<<<<
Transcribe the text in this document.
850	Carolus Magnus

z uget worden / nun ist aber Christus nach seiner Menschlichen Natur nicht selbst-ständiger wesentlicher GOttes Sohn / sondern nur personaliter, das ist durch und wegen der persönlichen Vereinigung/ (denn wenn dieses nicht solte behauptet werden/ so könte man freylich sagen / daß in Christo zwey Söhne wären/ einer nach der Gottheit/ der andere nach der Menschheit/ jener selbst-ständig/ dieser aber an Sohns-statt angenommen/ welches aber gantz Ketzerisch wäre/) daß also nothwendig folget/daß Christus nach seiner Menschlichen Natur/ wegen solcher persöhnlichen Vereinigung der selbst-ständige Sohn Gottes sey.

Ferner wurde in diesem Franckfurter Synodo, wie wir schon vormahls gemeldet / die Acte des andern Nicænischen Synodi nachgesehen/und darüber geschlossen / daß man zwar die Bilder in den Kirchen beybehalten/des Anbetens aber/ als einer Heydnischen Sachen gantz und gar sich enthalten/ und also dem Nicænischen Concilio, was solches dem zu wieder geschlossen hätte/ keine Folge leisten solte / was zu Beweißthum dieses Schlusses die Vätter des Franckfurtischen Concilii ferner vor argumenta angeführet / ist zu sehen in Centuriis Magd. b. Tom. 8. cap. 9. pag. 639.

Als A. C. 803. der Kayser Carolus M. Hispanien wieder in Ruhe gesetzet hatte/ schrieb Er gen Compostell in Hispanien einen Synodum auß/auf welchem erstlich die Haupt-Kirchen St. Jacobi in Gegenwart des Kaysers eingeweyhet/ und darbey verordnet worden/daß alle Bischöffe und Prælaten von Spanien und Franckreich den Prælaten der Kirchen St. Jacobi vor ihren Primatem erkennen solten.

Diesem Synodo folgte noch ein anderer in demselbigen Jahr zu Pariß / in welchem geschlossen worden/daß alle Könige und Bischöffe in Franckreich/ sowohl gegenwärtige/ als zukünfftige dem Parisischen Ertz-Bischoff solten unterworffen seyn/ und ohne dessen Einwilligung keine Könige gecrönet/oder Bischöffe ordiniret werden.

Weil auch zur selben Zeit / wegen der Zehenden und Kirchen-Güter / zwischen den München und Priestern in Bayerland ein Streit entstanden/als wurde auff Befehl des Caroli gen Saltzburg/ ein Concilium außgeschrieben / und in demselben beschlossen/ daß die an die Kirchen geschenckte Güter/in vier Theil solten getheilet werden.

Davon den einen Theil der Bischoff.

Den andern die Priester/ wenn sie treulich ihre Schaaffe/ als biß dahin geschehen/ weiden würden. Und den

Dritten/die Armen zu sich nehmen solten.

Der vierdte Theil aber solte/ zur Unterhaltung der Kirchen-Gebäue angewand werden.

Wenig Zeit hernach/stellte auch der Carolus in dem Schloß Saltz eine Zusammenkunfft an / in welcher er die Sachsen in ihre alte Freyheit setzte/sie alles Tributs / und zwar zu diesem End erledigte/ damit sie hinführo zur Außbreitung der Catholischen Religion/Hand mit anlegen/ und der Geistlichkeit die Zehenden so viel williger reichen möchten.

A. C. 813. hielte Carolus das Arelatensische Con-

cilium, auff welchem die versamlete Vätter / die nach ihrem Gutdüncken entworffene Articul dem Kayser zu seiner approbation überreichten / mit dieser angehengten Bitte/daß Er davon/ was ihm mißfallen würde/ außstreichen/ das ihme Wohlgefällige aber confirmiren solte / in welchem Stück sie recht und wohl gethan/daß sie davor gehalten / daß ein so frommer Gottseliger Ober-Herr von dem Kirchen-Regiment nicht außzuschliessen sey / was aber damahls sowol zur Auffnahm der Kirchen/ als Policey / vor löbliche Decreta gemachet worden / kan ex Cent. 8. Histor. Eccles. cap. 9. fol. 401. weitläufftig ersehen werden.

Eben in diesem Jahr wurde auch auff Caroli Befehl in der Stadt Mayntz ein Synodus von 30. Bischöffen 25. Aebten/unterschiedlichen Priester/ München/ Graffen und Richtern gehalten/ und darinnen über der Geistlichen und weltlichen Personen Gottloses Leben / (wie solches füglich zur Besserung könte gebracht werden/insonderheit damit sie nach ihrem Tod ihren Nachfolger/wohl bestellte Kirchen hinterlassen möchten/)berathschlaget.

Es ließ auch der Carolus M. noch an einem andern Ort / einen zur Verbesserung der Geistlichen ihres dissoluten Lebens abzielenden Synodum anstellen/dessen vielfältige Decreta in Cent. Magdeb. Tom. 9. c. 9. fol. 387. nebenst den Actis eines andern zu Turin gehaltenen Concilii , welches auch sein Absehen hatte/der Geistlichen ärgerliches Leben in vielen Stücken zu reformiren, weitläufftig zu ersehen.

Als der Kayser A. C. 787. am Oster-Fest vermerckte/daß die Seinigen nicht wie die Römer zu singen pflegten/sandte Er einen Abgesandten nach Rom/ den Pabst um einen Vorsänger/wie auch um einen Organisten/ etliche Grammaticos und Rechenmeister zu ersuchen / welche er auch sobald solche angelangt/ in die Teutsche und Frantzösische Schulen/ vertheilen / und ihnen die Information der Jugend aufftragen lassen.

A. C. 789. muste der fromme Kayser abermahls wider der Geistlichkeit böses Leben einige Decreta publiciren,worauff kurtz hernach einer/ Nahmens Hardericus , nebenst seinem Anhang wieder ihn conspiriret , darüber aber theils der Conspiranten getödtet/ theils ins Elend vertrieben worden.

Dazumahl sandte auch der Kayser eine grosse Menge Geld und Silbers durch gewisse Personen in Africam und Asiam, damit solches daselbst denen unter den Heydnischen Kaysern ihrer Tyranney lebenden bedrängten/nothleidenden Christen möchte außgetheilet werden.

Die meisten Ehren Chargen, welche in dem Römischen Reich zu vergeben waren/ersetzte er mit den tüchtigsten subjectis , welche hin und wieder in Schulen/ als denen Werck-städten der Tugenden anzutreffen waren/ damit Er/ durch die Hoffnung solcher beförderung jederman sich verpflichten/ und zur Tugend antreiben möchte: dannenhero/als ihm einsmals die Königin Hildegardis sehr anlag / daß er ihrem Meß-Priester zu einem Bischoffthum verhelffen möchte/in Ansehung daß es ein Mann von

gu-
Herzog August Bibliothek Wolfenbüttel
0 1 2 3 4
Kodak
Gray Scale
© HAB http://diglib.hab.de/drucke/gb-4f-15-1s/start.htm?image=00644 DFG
>>>>
<<<<
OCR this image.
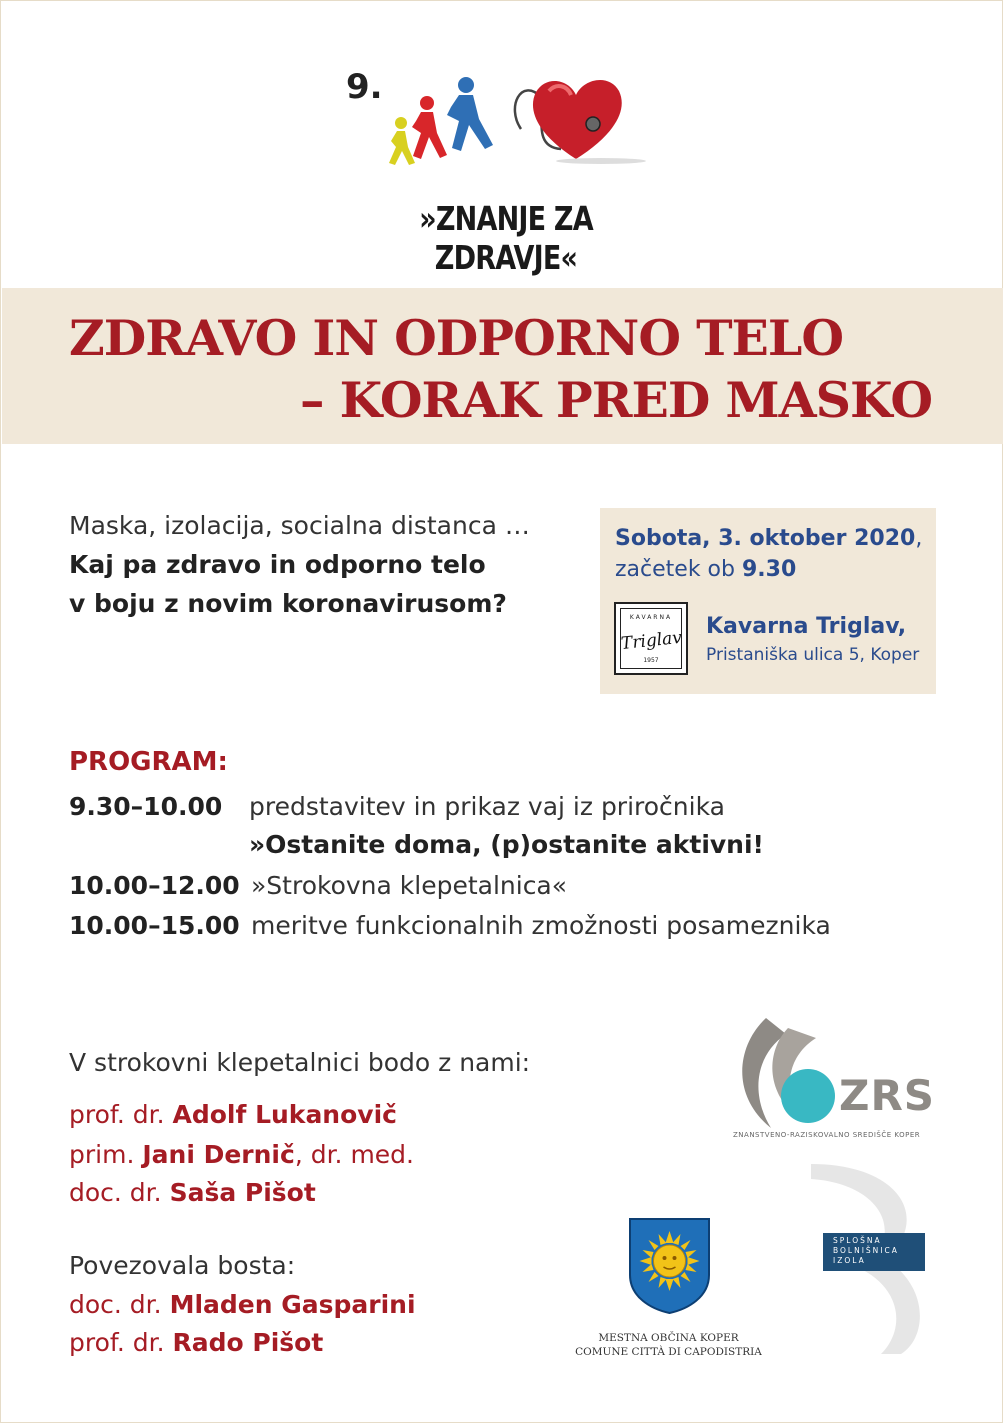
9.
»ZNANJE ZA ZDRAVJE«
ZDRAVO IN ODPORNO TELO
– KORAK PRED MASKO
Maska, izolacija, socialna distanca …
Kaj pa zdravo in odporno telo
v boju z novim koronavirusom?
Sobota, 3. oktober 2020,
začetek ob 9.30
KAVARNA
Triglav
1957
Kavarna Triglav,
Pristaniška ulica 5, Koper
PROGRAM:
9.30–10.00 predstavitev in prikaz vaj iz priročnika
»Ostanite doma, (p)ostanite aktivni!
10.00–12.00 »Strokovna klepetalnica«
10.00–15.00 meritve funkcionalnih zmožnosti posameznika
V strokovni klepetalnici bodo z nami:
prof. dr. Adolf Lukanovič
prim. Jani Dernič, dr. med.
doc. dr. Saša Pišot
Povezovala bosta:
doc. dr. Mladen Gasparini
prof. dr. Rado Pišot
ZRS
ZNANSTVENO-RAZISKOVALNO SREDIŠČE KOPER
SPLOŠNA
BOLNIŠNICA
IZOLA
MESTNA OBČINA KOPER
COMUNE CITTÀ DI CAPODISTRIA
>>>>
**TASK DETAILS**
Work through the records line by line and tally those that include the word "this". Give the number alone.

**THE ANSWER**
2